═══ Raw data

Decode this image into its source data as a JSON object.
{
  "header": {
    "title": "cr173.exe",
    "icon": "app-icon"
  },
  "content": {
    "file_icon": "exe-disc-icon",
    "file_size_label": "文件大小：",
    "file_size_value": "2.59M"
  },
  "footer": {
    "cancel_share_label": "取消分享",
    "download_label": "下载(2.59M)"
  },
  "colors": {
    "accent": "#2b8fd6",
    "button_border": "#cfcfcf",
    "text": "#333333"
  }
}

══════

◆ **Work to complete**
Extract all of the data above without altering anything.

◆ **Reply to the exercise**
Decode this image into its source data as a JSON object.
{
  "header": {
    "title": "cr173.exe",
    "icon": "app-icon"
  },
  "content": {
    "file_icon": "exe-disc-icon",
    "file_size_label": "文件大小：",
    "file_size_value": "2.59M"
  },
  "footer": {
    "cancel_share_label": "取消分享",
    "download_label": "下载(2.59M)"
  },
  "colors": {
    "accent": "#2b8fd6",
    "button_border": "#cfcfcf",
    "text": "#333333"
  }
}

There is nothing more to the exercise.